BRIEF: Reproduce each line that includes the word "civil".

(Saved entries)
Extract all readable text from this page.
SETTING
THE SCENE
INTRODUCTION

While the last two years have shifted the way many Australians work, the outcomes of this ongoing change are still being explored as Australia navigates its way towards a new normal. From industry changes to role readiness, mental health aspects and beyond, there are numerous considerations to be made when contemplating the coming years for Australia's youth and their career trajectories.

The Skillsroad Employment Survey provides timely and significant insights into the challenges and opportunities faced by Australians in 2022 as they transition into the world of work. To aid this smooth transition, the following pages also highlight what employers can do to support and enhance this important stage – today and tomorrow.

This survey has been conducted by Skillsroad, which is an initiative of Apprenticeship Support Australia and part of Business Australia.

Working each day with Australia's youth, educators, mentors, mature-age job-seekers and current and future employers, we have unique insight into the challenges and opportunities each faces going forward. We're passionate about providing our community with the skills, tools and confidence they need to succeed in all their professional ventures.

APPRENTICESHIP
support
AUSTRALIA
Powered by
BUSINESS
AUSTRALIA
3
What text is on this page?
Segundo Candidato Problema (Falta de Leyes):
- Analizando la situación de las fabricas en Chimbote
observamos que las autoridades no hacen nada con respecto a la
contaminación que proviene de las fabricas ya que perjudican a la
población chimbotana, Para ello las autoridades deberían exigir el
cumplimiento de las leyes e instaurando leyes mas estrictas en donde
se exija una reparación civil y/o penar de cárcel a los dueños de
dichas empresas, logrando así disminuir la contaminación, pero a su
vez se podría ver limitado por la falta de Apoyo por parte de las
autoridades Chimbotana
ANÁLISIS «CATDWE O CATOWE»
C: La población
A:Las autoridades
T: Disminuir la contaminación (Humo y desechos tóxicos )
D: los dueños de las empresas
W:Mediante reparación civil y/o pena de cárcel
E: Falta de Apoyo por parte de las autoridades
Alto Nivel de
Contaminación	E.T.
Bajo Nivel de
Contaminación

RESULT BELOW:
se exija una reparación civil y/o penar de cárcel a los dueños de
W:Mediante reparación civil y/o pena de cárcel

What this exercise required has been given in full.